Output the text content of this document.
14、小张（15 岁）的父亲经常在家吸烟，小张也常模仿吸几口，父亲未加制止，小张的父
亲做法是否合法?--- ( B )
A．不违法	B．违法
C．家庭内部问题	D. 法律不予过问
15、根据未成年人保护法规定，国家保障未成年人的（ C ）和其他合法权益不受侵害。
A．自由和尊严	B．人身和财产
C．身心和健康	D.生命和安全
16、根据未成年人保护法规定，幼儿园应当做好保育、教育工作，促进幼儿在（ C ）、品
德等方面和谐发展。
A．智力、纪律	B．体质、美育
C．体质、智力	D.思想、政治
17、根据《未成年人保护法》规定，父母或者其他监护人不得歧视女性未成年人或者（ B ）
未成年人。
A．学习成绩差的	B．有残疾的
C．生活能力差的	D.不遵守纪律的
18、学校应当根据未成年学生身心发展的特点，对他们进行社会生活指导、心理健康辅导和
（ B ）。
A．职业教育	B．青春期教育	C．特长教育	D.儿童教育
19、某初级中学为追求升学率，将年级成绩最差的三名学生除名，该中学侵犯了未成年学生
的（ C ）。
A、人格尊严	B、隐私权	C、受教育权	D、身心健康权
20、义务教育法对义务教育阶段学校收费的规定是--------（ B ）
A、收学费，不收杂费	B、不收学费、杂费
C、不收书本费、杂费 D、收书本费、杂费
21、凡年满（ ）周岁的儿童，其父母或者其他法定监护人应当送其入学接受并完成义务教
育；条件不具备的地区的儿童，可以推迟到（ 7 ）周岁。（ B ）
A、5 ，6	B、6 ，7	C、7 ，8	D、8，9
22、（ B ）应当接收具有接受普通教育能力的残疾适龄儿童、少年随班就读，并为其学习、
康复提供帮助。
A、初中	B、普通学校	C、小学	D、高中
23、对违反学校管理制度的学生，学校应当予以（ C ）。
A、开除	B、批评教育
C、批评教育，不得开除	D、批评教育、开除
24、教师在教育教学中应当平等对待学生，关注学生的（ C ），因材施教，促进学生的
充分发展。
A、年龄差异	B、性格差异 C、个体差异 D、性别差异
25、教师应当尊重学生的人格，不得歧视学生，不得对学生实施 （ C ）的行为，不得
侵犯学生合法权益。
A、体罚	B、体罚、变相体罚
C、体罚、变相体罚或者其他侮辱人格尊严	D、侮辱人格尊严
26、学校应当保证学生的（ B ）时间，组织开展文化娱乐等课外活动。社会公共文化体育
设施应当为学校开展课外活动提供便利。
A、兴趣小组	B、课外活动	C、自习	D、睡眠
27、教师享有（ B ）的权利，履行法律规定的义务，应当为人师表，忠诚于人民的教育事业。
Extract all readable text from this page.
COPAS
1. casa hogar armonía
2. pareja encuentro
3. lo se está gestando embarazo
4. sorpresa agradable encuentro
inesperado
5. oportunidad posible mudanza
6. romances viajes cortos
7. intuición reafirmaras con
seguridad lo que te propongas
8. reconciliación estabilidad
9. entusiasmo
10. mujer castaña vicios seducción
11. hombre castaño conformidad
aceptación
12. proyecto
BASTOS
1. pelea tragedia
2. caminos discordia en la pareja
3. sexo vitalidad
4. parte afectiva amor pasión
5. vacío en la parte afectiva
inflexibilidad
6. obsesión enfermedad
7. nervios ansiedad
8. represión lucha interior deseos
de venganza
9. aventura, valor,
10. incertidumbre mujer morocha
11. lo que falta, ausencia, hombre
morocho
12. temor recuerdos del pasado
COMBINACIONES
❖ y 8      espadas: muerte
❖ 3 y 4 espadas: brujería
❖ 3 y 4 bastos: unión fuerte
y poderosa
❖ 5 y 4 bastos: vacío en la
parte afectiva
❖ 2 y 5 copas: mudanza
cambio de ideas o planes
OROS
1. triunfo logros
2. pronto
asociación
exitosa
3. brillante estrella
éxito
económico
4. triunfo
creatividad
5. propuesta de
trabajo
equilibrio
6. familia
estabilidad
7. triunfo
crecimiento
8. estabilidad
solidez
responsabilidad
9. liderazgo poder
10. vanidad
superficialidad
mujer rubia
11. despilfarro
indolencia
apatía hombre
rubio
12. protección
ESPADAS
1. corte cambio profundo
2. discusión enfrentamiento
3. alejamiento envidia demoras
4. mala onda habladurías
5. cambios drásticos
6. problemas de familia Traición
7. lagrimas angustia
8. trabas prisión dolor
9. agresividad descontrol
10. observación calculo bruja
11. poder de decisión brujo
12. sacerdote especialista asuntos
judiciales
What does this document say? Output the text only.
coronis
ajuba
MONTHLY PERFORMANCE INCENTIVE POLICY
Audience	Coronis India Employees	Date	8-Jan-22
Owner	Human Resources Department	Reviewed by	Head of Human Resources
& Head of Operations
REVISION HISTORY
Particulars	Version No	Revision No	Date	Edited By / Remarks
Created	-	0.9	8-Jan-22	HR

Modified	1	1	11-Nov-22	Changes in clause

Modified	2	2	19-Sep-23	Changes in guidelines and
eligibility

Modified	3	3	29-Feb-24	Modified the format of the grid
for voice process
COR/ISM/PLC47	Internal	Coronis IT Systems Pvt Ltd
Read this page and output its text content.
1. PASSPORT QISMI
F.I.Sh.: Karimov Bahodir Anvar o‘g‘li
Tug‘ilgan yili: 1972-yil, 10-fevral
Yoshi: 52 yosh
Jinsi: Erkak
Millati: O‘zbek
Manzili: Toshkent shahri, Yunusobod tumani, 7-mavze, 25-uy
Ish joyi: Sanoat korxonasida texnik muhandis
------------------------------------------------------------------------
SET TASK: Transcribe each entry precisely, missing none.

SOLUTION TO THIS TASK:
Output the text content of this document.
14、小张（15 岁）的父亲经常在家吸烟，小张也常模仿吸几口，父亲未加制止，小张的父
亲做法是否合法?--- ( B )
A．不违法	B．违法
C．家庭内部问题	D. 法律不予过问
15、根据未成年人保护法规定，国家保障未成年人的（ C ）和其他合法权益不受侵害。
A．自由和尊严	B．人身和财产
C．身心和健康	D.生命和安全
16、根据未成年人保护法规定，幼儿园应当做好保育、教育工作，促进幼儿在（ C ）、品
德等方面和谐发展。
A．智力、纪律	B．体质、美育
C．体质、智力	D.思想、政治
17、根据《未成年人保护法》规定，父母或者其他监护人不得歧视女性未成年人或者（ B ）
未成年人。
A．学习成绩差的	B．有残疾的
C．生活能力差的	D.不遵守纪律的
18、学校应当根据未成年学生身心发展的特点，对他们进行社会生活指导、心理健康辅导和
（ B ）。
A．职业教育	B．青春期教育	C．特长教育	D.儿童教育
19、某初级中学为追求升学率，将年级成绩最差的三名学生除名，该中学侵犯了未成年学生
的（ C ）。
A、人格尊严	B、隐私权	C、受教育权	D、身心健康权
20、义务教育法对义务教育阶段学校收费的规定是--------（ B ）
A、收学费，不收杂费	B、不收学费、杂费
C、不收书本费、杂费 D、收书本费、杂费
21、凡年满（ ）周岁的儿童，其父母或者其他法定监护人应当送其入学接受并完成义务教
育；条件不具备的地区的儿童，可以推迟到（ 7 ）周岁。（ B ）
A、5 ，6	B、6 ，7	C、7 ，8	D、8，9
22、（ B ）应当接收具有接受普通教育能力的残疾适龄儿童、少年随班就读，并为其学习、
康复提供帮助。
A、初中	B、普通学校	C、小学	D、高中
23、对违反学校管理制度的学生，学校应当予以（ C ）。
A、开除	B、批评教育
C、批评教育，不得开除	D、批评教育、开除
24、教师在教育教学中应当平等对待学生，关注学生的（ C ），因材施教，促进学生的
充分发展。
A、年龄差异	B、性格差异 C、个体差异 D、性别差异
25、教师应当尊重学生的人格，不得歧视学生，不得对学生实施 （ C ）的行为，不得
侵犯学生合法权益。
A、体罚	B、体罚、变相体罚
C、体罚、变相体罚或者其他侮辱人格尊严	D、侮辱人格尊严
26、学校应当保证学生的（ B ）时间，组织开展文化娱乐等课外活动。社会公共文化体育
设施应当为学校开展课外活动提供便利。
A、兴趣小组	B、课外活动	C、自习	D、睡眠
27、教师享有（ B ）的权利，履行法律规定的义务，应当为人师表，忠诚于人民的教育事业。
Extract all readable text from this page.
COPAS
1. casa hogar armonía
2. pareja encuentro
3. lo se está gestando embarazo
4. sorpresa agradable encuentro
inesperado
5. oportunidad posible mudanza
6. romances viajes cortos
7. intuición reafirmaras con
seguridad lo que te propongas
8. reconciliación estabilidad
9. entusiasmo
10. mujer castaña vicios seducción
11. hombre castaño conformidad
aceptación
12. proyecto
BASTOS
1. pelea tragedia
2. caminos discordia en la pareja
3. sexo vitalidad
4. parte afectiva amor pasión
5. vacío en la parte afectiva
inflexibilidad
6. obsesión enfermedad
7. nervios ansiedad
8. represión lucha interior deseos
de venganza
9. aventura, valor,
10. incertidumbre mujer morocha
11. lo que falta, ausencia, hombre
morocho
12. temor recuerdos del pasado
COMBINACIONES
❖ y 8      espadas: muerte
❖ 3 y 4 espadas: brujería
❖ 3 y 4 bastos: unión fuerte
y poderosa
❖ 5 y 4 bastos: vacío en la
parte afectiva
❖ 2 y 5 copas: mudanza
cambio de ideas o planes
OROS
1. triunfo logros
2. pronto
asociación
exitosa
3. brillante estrella
éxito
económico
4. triunfo
creatividad
5. propuesta de
trabajo
equilibrio
6. familia
estabilidad
7. triunfo
crecimiento
8. estabilidad
solidez
responsabilidad
9. liderazgo poder
10. vanidad
superficialidad
mujer rubia
11. despilfarro
indolencia
apatía hombre
rubio
12. protección
ESPADAS
1. corte cambio profundo
2. discusión enfrentamiento
3. alejamiento envidia demoras
4. mala onda habladurías
5. cambios drásticos
6. problemas de familia Traición
7. lagrimas angustia
8. trabas prisión dolor
9. agresividad descontrol
10. observación calculo bruja
11. poder de decisión brujo
12. sacerdote especialista asuntos
judiciales
What does this document say? Output the text only.
coronis
ajuba
MONTHLY PERFORMANCE INCENTIVE POLICY
Audience	Coronis India Employees	Date	8-Jan-22
Owner	Human Resources Department	Reviewed by	Head of Human Resources
& Head of Operations
REVISION HISTORY
Particulars	Version No	Revision No	Date	Edited By / Remarks
Created	-	0.9	8-Jan-22	HR

Modified	1	1	11-Nov-22	Changes in clause

Modified	2	2	19-Sep-23	Changes in guidelines and
eligibility

Modified	3	3	29-Feb-24	Modified the format of the grid
for voice process
COR/ISM/PLC47	Internal	Coronis IT Systems Pvt Ltd
Read this page and output its text content.
1. PASSPORT QISMI
F.I.Sh.: Karimov Bahodir Anvar o‘g‘li
Tug‘ilgan yili: 1972-yil, 10-fevral
Yoshi: 52 yosh
Jinsi: Erkak
Millati: O‘zbek
Manzili: Toshkent shahri, Yunusobod tumani, 7-mavze, 25-uy
Ish joyi: Sanoat korxonasida texnik muhandis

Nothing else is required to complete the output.